What the task asks: Pull out every line below that contains the word "hướng".

* Begin Supplied entries *

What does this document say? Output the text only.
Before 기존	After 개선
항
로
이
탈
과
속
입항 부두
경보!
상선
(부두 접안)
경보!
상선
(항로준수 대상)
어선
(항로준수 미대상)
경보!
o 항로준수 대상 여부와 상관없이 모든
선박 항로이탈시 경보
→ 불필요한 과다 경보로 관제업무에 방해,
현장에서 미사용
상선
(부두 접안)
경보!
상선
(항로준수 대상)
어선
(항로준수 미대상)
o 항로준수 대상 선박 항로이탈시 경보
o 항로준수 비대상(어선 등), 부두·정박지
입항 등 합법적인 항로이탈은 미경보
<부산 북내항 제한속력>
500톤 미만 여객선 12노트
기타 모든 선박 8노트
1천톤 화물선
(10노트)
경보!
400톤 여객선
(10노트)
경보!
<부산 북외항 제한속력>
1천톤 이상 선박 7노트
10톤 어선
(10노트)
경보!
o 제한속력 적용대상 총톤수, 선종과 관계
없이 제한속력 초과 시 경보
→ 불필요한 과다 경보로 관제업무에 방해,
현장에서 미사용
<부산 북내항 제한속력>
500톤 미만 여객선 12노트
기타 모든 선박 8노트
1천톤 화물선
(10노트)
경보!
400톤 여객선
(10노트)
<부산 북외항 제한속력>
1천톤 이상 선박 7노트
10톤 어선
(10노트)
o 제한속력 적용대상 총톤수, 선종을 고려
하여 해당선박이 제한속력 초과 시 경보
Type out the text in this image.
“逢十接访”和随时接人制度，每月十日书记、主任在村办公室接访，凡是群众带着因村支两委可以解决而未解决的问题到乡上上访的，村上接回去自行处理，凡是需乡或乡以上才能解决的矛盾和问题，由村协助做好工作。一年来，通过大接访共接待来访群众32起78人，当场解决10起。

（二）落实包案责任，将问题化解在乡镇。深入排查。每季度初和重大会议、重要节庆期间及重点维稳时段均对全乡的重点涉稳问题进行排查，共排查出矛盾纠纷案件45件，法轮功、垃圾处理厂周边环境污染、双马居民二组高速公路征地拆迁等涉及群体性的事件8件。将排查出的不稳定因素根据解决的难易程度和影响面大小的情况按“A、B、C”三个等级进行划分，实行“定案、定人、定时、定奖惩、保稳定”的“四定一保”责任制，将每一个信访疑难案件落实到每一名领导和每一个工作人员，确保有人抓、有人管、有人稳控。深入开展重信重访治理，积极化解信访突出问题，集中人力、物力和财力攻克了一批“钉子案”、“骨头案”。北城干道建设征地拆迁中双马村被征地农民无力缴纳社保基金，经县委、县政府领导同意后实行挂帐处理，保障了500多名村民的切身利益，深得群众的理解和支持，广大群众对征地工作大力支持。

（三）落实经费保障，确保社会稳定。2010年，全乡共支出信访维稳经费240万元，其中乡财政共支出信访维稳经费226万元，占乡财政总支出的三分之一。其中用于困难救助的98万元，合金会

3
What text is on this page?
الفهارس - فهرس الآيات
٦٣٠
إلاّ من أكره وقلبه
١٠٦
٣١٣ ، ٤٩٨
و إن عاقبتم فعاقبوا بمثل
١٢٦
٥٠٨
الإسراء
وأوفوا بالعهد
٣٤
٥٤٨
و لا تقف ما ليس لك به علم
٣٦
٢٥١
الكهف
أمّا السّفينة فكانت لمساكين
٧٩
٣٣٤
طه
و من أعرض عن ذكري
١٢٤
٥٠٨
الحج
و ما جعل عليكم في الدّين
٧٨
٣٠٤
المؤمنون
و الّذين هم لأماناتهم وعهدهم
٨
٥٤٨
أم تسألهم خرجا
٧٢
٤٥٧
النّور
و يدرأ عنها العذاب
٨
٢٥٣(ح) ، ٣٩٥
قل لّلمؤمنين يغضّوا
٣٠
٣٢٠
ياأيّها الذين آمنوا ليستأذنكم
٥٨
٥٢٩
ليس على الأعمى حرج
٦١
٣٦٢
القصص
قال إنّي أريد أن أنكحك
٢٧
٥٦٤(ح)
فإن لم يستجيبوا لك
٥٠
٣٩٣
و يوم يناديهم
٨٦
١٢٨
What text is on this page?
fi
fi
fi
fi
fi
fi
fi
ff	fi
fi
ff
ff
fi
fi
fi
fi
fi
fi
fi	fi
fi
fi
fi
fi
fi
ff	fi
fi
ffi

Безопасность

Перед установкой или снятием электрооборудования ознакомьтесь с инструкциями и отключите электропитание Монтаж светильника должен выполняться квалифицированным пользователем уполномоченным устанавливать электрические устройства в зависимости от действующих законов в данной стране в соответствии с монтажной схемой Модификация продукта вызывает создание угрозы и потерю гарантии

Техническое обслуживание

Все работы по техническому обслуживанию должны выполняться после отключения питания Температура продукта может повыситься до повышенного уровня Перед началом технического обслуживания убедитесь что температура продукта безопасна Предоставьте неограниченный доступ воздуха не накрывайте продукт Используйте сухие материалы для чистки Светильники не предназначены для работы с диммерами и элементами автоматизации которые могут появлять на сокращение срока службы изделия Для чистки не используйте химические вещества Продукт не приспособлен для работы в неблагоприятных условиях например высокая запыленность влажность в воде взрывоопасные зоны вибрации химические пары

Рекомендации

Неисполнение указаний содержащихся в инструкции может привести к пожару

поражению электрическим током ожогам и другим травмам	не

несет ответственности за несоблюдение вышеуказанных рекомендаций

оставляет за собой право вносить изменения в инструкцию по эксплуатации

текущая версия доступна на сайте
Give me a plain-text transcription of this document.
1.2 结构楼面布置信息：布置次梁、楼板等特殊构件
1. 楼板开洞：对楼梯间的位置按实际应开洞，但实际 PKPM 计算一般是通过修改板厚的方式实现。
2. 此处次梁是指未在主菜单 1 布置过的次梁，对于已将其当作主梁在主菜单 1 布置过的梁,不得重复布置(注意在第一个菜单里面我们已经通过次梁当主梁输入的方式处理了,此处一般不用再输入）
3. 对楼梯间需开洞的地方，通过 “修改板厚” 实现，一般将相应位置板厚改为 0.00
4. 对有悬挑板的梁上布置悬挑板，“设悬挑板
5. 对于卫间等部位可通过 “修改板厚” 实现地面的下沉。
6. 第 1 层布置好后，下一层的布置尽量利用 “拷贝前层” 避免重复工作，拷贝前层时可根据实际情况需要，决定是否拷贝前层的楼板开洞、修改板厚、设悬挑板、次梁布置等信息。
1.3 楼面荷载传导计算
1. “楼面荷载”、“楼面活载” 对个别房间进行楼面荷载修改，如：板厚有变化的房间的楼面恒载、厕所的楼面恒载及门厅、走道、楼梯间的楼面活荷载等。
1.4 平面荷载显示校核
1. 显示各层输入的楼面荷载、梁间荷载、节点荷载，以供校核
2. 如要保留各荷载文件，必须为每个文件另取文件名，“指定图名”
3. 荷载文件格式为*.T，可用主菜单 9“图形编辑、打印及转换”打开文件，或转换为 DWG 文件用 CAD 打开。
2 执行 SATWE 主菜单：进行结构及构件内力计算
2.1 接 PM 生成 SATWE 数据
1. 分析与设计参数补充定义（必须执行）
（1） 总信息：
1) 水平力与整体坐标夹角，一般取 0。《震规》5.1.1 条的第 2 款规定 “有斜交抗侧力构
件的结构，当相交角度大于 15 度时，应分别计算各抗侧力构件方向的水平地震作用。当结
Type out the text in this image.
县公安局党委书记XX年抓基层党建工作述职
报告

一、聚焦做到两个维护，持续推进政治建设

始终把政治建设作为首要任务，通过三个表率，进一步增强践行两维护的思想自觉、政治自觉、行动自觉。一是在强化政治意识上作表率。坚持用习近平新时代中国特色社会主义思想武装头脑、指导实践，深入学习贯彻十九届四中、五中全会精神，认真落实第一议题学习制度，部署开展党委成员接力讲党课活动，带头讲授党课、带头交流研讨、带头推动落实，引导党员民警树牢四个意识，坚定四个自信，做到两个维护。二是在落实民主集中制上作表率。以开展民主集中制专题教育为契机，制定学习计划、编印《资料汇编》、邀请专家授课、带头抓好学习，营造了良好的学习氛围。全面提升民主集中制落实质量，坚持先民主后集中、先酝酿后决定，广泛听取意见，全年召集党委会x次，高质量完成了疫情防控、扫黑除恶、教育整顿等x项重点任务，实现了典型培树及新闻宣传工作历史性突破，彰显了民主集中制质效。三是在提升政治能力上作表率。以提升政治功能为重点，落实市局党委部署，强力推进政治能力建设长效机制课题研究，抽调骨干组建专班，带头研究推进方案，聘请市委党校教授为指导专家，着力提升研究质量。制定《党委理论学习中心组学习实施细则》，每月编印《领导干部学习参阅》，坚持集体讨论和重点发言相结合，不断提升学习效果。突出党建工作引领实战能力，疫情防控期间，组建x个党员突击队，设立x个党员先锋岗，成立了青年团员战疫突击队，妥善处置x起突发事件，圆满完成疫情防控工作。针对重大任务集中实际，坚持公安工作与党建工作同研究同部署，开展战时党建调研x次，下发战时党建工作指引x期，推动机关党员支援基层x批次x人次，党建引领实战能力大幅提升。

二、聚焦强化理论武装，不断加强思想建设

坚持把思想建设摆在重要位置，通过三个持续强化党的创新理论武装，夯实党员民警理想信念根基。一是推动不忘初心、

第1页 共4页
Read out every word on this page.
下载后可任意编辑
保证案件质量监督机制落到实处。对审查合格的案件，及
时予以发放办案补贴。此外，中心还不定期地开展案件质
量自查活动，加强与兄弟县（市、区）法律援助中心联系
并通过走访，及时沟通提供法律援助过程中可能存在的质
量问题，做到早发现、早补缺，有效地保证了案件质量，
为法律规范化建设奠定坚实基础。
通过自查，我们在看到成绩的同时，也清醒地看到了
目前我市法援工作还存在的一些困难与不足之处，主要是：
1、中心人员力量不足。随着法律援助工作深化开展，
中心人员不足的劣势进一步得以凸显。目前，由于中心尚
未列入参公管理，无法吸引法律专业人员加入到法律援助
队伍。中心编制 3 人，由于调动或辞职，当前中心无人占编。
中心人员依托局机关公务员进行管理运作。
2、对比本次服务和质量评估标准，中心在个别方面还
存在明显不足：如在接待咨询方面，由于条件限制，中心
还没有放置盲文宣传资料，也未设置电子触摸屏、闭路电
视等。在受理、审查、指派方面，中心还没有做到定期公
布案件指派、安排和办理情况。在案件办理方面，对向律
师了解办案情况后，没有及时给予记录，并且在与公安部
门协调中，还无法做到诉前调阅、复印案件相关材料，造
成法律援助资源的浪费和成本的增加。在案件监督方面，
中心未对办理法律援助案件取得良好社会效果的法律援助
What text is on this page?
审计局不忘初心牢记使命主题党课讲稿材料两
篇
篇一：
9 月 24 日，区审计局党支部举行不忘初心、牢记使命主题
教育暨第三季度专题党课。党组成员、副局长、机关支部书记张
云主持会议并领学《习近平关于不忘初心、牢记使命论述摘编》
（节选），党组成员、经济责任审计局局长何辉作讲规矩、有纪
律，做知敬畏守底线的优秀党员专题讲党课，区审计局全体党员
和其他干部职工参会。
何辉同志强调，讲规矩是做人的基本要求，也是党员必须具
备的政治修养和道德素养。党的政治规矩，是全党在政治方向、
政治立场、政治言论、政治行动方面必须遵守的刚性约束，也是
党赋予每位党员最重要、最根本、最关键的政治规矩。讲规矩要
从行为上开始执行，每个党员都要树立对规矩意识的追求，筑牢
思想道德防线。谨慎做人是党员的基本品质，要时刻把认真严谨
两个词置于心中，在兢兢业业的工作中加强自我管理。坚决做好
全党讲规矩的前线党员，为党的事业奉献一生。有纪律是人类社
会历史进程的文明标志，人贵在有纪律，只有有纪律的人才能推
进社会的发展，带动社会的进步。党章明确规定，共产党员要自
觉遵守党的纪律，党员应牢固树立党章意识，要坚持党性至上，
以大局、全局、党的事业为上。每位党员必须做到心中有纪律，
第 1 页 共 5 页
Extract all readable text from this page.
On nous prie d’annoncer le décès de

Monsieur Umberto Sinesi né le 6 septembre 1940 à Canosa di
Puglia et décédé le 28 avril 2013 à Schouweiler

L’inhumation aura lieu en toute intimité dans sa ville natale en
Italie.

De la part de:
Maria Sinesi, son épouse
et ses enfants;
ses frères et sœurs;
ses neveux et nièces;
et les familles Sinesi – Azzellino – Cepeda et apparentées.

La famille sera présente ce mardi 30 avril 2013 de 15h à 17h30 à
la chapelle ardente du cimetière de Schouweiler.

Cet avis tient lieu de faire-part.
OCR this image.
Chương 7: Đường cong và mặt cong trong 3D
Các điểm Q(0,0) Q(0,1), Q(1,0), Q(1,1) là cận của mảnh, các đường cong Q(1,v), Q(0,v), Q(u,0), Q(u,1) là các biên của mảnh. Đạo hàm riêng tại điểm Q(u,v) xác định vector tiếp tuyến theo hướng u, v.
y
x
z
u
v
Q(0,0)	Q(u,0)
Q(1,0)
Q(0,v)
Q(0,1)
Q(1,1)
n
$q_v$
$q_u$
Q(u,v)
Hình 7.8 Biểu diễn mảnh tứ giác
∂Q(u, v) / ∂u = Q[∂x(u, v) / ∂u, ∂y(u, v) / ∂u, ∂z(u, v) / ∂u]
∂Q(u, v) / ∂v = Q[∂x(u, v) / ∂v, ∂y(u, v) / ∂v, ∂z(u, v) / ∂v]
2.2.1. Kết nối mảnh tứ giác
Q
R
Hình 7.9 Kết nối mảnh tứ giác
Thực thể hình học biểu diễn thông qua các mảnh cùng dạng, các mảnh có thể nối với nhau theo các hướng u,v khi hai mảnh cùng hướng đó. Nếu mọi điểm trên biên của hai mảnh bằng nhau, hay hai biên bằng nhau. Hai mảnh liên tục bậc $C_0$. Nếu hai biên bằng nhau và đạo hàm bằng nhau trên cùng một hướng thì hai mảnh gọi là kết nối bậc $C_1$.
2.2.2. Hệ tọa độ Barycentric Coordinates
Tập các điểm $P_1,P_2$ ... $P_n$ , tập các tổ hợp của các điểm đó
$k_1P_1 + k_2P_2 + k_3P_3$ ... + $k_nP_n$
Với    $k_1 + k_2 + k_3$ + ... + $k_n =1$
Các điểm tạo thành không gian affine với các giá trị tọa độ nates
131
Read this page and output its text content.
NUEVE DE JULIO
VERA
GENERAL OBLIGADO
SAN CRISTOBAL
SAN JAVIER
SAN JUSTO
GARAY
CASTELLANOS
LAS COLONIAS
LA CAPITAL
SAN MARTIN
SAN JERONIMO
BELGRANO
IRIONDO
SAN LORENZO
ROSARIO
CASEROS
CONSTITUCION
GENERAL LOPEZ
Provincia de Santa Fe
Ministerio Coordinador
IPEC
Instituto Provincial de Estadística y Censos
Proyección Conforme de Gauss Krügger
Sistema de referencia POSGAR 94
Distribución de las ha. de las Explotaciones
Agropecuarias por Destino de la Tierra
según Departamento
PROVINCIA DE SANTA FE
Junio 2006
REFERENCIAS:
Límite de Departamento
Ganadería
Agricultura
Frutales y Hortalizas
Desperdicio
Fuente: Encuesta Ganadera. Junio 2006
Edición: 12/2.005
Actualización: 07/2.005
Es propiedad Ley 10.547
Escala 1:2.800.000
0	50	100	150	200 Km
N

* End Supplied entries *

Solution to the problem:
Các điểm Q(0,0) Q(0,1), Q(1,0), Q(1,1) là cận của mảnh, các đường cong Q(1,v), Q(0,v), Q(u,0), Q(u,1) là các biên của mảnh. Đạo hàm riêng tại điểm Q(u,v) xác định vector tiếp tuyến theo hướng u, v.
Thực thể hình học biểu diễn thông qua các mảnh cùng dạng, các mảnh có thể nối với nhau theo các hướng u,v khi hai mảnh cùng hướng đó. Nếu mọi điểm trên biên của hai mảnh bằng nhau, hay hai biên bằng nhau. Hai mảnh liên tục bậc $C_0$. Nếu hai biên bằng nhau và đạo hàm bằng nhau trên cùng một hướng thì hai mảnh gọi là kết nối bậc $C_1$.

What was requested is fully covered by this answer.